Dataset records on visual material
◆ ◆ ◆

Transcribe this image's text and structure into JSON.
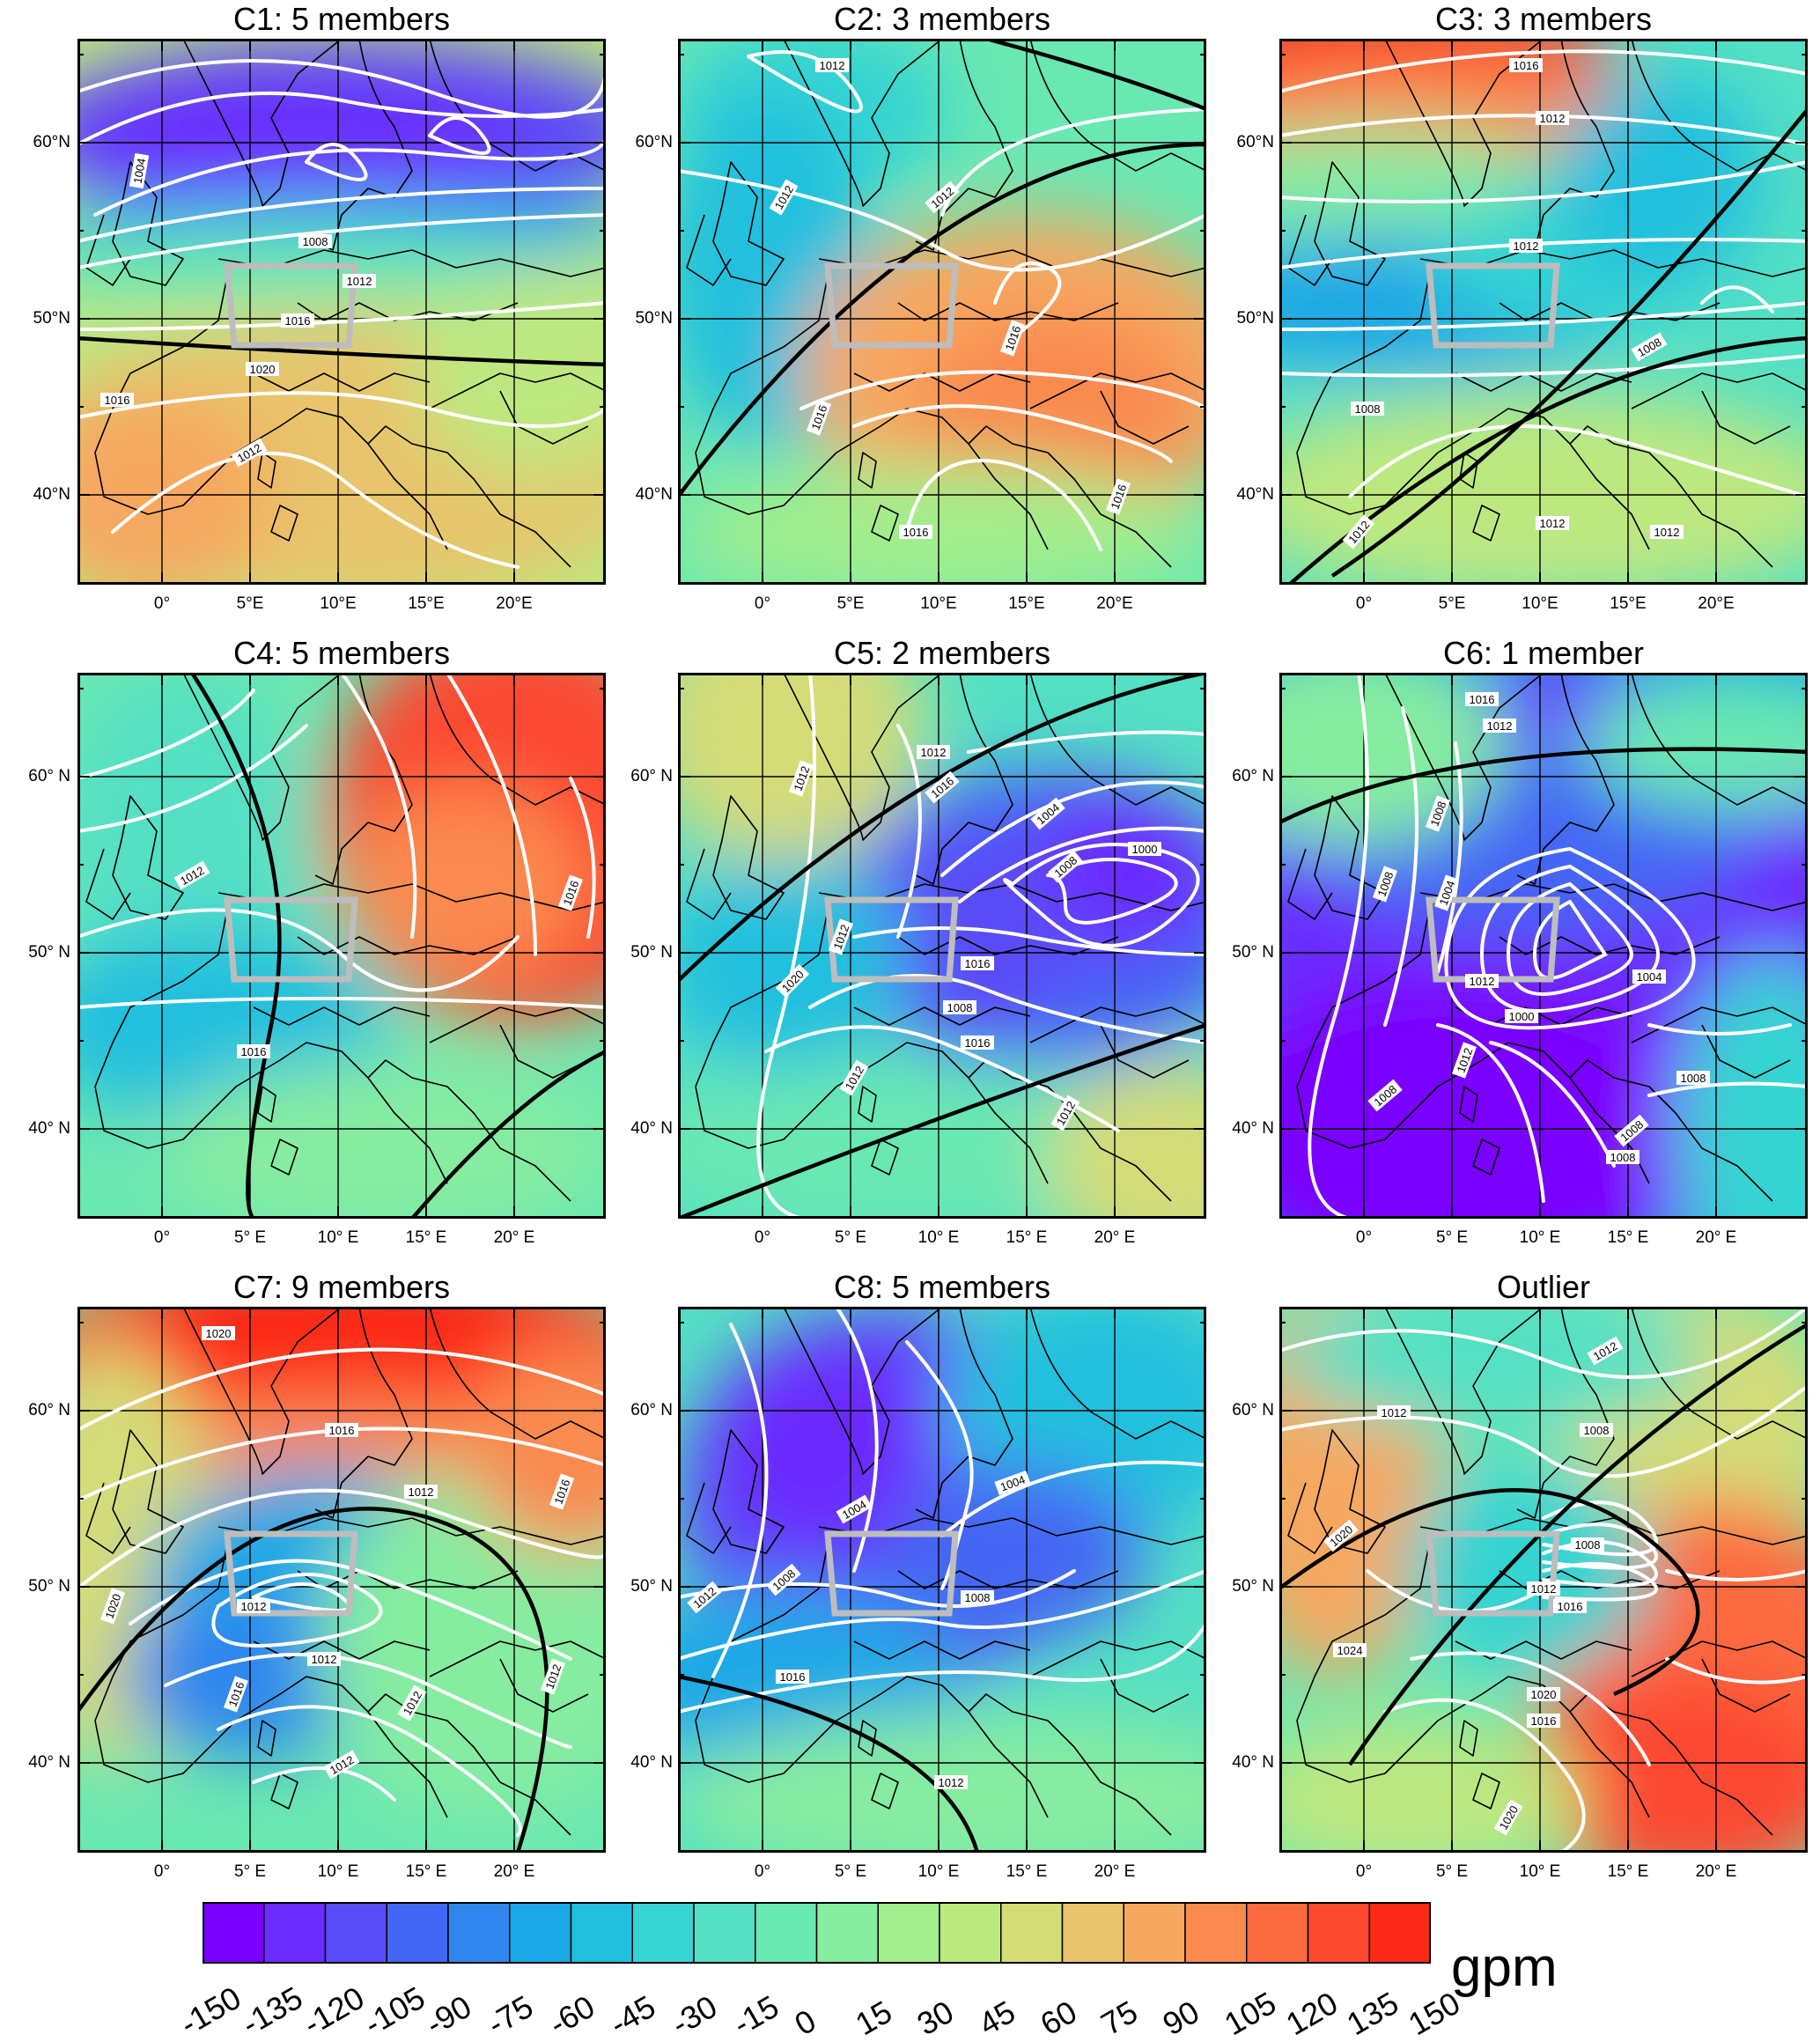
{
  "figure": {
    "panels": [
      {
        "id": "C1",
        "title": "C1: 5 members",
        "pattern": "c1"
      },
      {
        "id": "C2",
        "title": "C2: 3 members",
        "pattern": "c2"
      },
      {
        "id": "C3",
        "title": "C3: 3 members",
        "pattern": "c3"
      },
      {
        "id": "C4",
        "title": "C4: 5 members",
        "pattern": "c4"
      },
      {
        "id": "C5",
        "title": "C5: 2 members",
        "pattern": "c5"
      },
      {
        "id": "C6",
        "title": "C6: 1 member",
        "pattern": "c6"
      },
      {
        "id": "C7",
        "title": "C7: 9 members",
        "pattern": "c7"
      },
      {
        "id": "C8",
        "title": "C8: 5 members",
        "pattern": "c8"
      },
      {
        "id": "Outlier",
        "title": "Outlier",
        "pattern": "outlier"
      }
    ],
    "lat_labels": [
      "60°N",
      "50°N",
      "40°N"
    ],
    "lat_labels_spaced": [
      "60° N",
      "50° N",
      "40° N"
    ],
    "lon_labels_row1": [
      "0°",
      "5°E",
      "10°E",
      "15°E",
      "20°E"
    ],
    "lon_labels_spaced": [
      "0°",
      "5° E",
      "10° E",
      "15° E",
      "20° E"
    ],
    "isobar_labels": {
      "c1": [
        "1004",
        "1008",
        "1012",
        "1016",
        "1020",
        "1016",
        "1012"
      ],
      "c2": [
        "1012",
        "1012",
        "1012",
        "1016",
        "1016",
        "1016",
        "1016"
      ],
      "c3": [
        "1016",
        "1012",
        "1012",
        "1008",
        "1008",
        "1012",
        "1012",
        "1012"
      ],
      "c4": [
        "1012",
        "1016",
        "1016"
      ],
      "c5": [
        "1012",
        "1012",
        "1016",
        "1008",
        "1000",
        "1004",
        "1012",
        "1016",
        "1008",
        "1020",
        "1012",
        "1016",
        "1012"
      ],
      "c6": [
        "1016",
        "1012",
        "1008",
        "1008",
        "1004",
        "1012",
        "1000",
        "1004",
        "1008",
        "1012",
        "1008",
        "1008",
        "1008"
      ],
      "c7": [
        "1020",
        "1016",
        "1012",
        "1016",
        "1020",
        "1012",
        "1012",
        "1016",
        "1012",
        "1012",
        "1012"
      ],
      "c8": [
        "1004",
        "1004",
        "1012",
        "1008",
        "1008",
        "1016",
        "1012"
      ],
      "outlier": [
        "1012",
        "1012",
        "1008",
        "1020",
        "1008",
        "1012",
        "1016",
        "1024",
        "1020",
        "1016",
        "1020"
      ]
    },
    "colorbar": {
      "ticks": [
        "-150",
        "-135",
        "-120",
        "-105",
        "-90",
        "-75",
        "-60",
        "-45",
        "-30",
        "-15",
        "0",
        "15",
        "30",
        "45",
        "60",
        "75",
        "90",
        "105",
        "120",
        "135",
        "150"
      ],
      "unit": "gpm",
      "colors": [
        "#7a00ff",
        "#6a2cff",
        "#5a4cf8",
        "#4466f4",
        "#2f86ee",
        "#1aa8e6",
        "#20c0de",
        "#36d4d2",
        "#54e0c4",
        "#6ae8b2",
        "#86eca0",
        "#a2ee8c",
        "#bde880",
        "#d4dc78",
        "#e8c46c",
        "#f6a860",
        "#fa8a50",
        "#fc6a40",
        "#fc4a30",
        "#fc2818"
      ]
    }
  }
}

◆ ◆ ◆

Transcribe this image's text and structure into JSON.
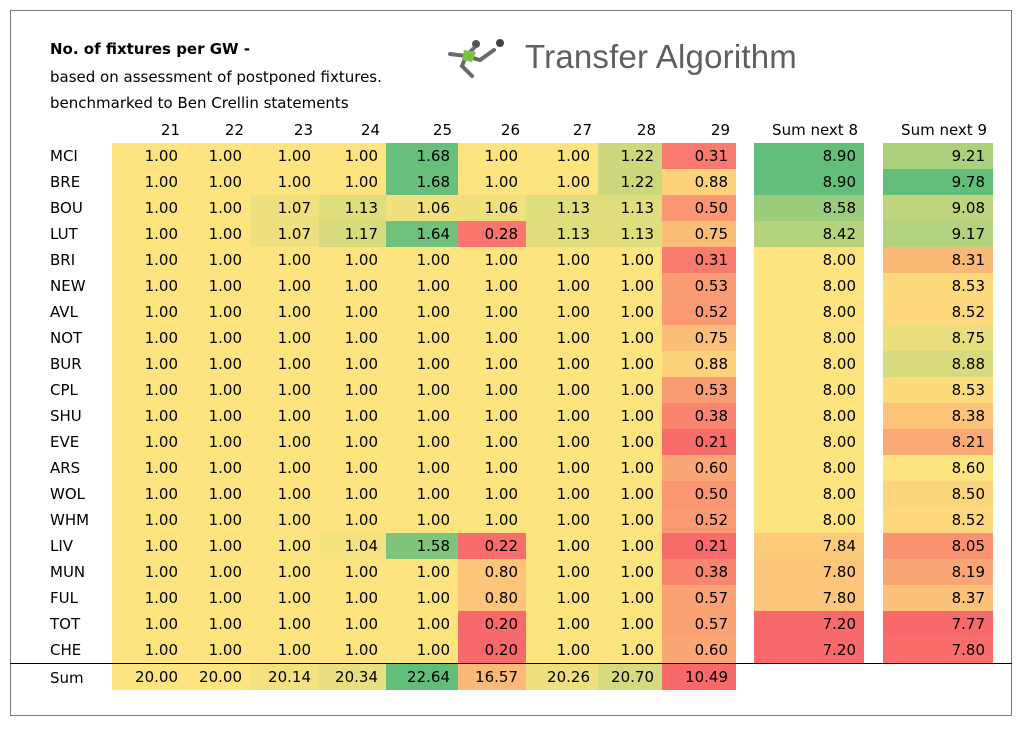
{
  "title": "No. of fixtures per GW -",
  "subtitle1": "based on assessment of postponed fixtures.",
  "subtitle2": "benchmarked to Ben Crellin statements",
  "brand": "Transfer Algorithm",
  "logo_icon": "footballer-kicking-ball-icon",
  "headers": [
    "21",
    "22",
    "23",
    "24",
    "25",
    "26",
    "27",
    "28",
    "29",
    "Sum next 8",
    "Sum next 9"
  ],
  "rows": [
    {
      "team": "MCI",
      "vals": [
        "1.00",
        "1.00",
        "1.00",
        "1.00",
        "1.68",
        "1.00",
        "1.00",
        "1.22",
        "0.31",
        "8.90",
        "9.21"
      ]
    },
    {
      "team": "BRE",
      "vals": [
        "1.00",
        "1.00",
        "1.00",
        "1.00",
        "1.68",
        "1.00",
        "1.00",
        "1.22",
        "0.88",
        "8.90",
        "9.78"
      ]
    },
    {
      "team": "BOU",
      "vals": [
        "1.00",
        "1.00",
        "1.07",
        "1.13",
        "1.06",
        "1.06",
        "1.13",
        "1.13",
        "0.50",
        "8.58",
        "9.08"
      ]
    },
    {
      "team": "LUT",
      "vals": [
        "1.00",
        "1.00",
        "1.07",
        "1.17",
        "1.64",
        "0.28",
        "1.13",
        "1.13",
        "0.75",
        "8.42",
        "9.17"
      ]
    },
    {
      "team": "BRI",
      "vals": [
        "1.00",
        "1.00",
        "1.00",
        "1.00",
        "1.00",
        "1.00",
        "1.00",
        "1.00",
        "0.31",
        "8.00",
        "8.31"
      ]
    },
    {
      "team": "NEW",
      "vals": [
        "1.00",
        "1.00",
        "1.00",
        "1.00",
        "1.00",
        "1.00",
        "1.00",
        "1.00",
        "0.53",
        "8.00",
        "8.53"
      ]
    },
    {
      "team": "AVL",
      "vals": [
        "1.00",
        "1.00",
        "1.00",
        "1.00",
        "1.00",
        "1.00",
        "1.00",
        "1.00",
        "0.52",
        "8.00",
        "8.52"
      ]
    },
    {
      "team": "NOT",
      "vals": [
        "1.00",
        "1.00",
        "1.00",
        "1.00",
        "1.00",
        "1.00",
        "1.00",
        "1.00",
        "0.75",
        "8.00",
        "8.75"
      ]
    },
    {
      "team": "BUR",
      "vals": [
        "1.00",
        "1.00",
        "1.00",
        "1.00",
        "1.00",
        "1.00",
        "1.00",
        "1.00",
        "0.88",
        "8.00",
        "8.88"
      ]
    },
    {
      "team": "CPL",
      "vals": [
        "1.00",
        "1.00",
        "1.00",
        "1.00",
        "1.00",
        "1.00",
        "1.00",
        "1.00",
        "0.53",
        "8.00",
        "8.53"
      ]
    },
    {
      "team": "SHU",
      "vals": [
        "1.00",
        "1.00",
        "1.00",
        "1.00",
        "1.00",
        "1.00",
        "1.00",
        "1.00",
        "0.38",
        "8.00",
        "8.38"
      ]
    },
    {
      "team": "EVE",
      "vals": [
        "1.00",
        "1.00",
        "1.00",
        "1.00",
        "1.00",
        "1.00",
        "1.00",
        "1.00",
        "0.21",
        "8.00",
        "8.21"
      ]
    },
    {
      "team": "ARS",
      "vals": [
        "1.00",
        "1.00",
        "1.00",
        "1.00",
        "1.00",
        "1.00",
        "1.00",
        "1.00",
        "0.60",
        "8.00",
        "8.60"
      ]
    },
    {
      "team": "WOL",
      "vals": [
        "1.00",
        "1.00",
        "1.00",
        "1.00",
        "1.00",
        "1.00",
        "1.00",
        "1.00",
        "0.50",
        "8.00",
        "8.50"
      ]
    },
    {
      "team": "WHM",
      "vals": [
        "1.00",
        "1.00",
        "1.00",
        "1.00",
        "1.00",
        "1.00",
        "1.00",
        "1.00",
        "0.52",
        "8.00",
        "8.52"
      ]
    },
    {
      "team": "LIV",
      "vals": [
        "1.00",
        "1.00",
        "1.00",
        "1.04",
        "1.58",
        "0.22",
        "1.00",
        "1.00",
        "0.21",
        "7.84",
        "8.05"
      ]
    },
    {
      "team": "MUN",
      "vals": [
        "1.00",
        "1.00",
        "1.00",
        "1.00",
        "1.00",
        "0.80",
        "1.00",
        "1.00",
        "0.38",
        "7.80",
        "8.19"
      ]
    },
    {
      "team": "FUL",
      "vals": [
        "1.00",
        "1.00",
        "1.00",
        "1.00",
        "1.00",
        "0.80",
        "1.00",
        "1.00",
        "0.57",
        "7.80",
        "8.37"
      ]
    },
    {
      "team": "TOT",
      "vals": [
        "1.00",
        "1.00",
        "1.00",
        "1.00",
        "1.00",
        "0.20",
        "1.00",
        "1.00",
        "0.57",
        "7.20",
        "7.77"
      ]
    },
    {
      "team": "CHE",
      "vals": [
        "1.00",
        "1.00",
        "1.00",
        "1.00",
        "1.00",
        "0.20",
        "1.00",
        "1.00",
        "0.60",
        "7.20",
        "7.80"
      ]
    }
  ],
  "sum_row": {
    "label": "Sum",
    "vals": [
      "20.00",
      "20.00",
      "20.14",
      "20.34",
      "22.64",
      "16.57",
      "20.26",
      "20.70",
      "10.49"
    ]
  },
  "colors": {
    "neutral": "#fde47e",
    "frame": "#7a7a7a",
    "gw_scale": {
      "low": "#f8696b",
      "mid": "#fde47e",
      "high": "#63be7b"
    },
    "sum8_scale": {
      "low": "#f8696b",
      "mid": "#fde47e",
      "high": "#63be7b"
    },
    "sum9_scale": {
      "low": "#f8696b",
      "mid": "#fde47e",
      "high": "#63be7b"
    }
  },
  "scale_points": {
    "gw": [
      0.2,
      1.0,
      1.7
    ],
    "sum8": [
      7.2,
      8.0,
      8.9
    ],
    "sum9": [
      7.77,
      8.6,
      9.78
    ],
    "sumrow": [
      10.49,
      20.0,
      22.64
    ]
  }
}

◆ ◆ ◆

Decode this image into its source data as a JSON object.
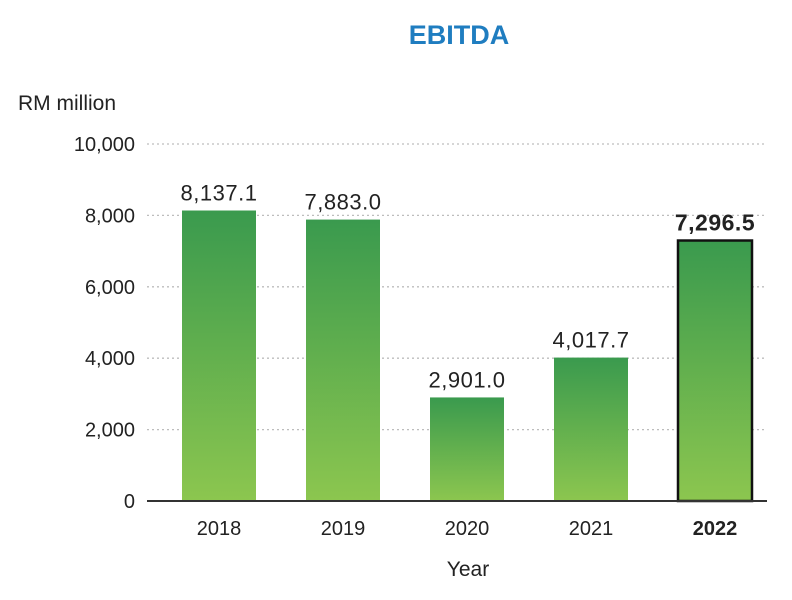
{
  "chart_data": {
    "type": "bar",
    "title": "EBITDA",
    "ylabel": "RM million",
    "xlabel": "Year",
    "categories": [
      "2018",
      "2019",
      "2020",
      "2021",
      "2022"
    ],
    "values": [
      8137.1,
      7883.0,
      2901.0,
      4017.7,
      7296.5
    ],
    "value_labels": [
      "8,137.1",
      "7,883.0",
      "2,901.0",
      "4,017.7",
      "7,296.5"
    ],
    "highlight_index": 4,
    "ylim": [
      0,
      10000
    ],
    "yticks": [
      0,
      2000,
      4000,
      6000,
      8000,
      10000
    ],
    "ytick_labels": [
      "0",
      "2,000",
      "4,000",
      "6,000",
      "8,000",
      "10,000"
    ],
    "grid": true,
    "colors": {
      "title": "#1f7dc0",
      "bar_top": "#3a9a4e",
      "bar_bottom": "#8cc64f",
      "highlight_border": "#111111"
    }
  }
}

◆ ◆ ◆

Problem details
Locate the word "fixtures" in the entries, and copy every line where it is found.

Task response
  "title": "No. of fixtures per GW -",
  "subtitle1": "based on assessment of postponed fixtures.",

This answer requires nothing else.